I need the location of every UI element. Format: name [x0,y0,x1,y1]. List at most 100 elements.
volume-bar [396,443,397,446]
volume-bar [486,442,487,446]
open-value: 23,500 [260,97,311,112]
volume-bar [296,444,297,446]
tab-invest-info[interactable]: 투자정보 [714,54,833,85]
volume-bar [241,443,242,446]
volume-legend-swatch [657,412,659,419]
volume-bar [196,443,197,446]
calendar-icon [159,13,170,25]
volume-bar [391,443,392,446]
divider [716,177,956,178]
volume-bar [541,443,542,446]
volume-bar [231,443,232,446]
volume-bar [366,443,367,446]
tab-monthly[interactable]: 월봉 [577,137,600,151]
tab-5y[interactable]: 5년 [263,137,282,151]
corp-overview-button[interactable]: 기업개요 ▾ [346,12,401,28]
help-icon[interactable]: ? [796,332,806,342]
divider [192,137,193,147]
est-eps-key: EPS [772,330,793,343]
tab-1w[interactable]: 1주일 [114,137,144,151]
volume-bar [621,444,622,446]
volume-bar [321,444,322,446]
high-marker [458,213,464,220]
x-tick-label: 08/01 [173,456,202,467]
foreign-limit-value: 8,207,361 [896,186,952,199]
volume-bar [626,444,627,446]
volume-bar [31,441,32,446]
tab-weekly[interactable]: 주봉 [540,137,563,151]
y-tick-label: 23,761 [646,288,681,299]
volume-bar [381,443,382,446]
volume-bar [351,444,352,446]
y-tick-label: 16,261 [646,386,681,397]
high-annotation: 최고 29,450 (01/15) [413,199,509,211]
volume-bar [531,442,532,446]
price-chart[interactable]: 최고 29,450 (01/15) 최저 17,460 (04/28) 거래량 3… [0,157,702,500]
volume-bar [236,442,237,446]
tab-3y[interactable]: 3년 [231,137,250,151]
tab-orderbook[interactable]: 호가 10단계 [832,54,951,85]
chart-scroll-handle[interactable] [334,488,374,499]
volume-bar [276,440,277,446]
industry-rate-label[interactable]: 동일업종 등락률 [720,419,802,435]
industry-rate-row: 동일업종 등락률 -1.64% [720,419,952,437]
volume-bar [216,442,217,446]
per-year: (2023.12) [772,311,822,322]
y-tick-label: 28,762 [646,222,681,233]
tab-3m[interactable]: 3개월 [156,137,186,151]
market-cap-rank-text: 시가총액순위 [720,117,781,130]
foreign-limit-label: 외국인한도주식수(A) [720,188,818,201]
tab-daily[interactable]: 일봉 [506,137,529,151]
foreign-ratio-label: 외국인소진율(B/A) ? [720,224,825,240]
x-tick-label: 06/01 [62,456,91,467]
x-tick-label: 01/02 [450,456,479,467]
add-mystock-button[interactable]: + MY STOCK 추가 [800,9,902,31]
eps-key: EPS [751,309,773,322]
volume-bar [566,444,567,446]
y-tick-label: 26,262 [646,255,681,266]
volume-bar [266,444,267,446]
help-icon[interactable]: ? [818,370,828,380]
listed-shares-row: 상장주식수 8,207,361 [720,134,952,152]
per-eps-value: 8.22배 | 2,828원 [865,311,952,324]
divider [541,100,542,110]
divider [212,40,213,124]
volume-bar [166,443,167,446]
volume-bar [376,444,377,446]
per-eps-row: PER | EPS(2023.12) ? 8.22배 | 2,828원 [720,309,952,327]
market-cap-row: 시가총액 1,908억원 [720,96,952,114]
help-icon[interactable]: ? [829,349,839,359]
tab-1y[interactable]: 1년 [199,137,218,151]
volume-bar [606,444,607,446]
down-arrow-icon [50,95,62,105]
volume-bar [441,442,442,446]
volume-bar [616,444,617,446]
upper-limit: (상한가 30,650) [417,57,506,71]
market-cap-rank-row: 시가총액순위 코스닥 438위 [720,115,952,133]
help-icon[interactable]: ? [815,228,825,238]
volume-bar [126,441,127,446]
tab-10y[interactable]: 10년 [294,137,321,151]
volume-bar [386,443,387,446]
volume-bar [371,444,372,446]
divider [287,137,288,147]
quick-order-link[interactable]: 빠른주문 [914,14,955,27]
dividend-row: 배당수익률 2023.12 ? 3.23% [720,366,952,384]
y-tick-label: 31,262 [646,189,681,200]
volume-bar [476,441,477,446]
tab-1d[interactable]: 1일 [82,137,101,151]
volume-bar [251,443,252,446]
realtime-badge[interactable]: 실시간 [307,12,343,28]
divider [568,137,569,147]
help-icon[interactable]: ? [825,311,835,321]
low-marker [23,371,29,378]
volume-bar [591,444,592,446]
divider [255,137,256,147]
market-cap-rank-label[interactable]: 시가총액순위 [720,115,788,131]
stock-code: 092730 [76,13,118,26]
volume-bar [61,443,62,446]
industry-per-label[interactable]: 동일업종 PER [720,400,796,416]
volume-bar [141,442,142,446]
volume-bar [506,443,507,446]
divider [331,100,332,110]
- - - - - - -
▸ **Task to carry out**:
Lay out the records as a Markdown table with the columns "Row" and "Line", from the start of the records through the line containing "tab-monthly[interactable]: 월봉 [577,137,600,151]", with both ends included. Leave out blank lines.

▸ **Exercise result**:
| Row | Line |
|---|---|
| 1 | I need the location of every UI element. Format: name [x0,y0,x1,y1]. List at most 100 elements. |
| 2 | volume-bar [396,443,397,446] |
| 3 | volume-bar [486,442,487,446] |
| 4 | open-value: 23,500 [260,97,311,112] |
| 5 | volume-bar [296,444,297,446] |
| 6 | tab-invest-info[interactable]: 투자정보 [714,54,833,85] |
| 7 | volume-bar [241,443,242,446] |
| 8 | volume-legend-swatch [657,412,659,419] |
| 9 | volume-bar [196,443,197,446] |
| 10 | calendar-icon [159,13,170,25] |
| 11 | volume-bar [391,443,392,446] |
| 12 | divider [716,177,956,178] |
| 13 | volume-bar [541,443,542,446] |
| 14 | volume-bar [231,443,232,446] |
| 15 | volume-bar [366,443,367,446] |
| 16 | tab-monthly[interactable]: 월봉 [577,137,600,151] |